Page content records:
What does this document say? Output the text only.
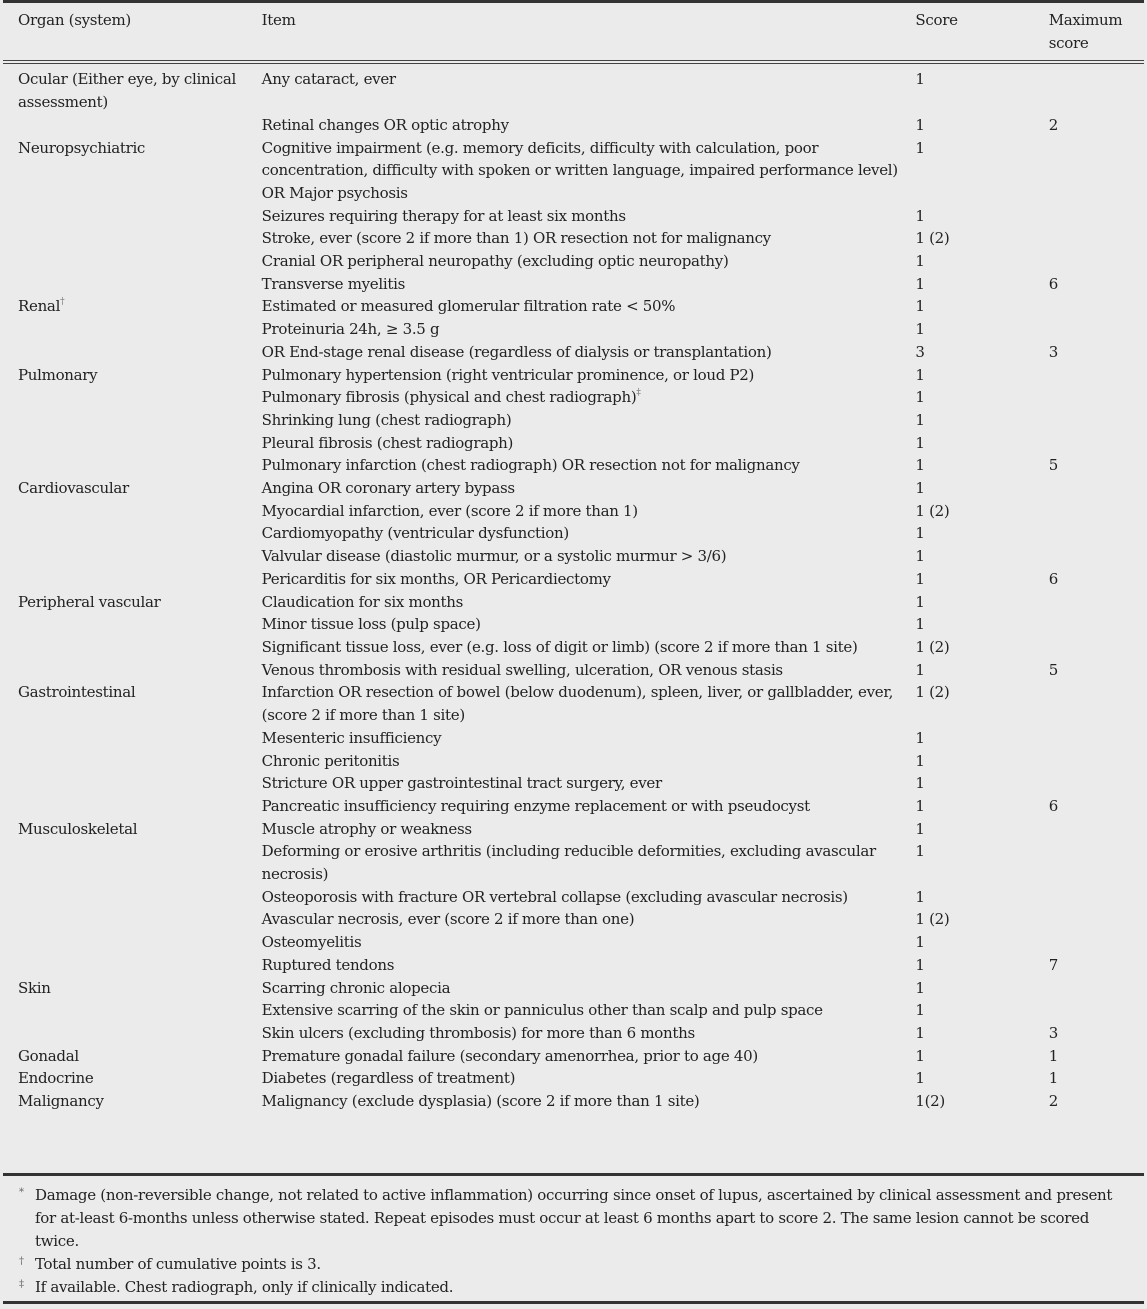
Organ (system)	Item	Score	Maximum score
Ocular (Either eye, by clinical assessment)	Any cataract, ever	1	
	Retinal changes OR optic atrophy	1	2
Neuropsychiatric	Cognitive impairment (e.g. memory deficits, difficulty with calculation, poor concentration, difficulty with spoken or written language, impaired performance level) OR Major psychosis	1	
	Seizures requiring therapy for at least six months	1	
	Stroke, ever (score 2 if more than 1) OR resection not for malignancy	1 (2)	
	Cranial OR peripheral neuropathy (excluding optic neuropathy)	1	
	Transverse myelitis	1	6
Renal†	Estimated or measured glomerular filtration rate < 50%	1	
	Proteinuria 24h, ≥ 3.5 g	1	
	OR End-stage renal disease (regardless of dialysis or transplantation)	3	3
Pulmonary	Pulmonary hypertension (right ventricular prominence, or loud P2)	1	
	Pulmonary fibrosis (physical and chest radiograph)‡	1	
	Shrinking lung (chest radiograph)	1	
	Pleural fibrosis (chest radiograph)	1	
	Pulmonary infarction (chest radiograph) OR resection not for malignancy	1	5
Cardiovascular	Angina OR coronary artery bypass	1	
	Myocardial infarction, ever (score 2 if more than 1)	1 (2)	
	Cardiomyopathy (ventricular dysfunction)	1	
	Valvular disease (diastolic murmur, or a systolic murmur > 3/6)	1	
	Pericarditis for six months, OR Pericardiectomy	1	6
Peripheral vascular	Claudication for six months	1	
	Minor tissue loss (pulp space)	1	
	Significant tissue loss, ever (e.g. loss of digit or limb) (score 2 if more than 1 site)	1 (2)	
	Venous thrombosis with residual swelling, ulceration, OR venous stasis	1	5
Gastrointestinal	Infarction OR resection of bowel (below duodenum), spleen, liver, or gallbladder, ever, (score 2 if more than 1 site)	1 (2)	
	Mesenteric insufficiency	1	
	Chronic peritonitis	1	
	Stricture OR upper gastrointestinal tract surgery, ever	1	
	Pancreatic insufficiency requiring enzyme replacement or with pseudocyst	1	6
Musculoskeletal	Muscle atrophy or weakness	1	
	Deforming or erosive arthritis (including reducible deformities, excluding avascular necrosis)	1	
	Osteoporosis with fracture OR vertebral collapse (excluding avascular necrosis)	1	
	Avascular necrosis, ever (score 2 if more than one)	1 (2)	
	Osteomyelitis	1	
	Ruptured tendons	1	7
Skin	Scarring chronic alopecia	1	
	Extensive scarring of the skin or panniculus other than scalp and pulp space	1	
	Skin ulcers (excluding thrombosis) for more than 6 months	1	3
Gonadal	Premature gonadal failure (secondary amenorrhea, prior to age 40)	1	1
Endocrine	Diabetes (regardless of treatment)	1	1
Malignancy	Malignancy (exclude dysplasia) (score 2 if more than 1 site)	1(2)	2
* Damage (non-reversible change, not related to active inflammation) occurring since onset of lupus, ascertained by clinical assessment and present for at-least 6-months unless otherwise stated. Repeat episodes must occur at least 6 months apart to score 2. The same lesion cannot be scored twice.
† Total number of cumulative points is 3.
‡ If available. Chest radiograph, only if clinically indicated.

- Exercise brief:
All lines of the data that hold "loss" need to be copied.

- Solution for this task:
	Minor tissue loss (pulp space)	1	
	Significant tissue loss, ever (e.g. loss of digit or limb) (score 2 if more than 1 site)	1 (2)	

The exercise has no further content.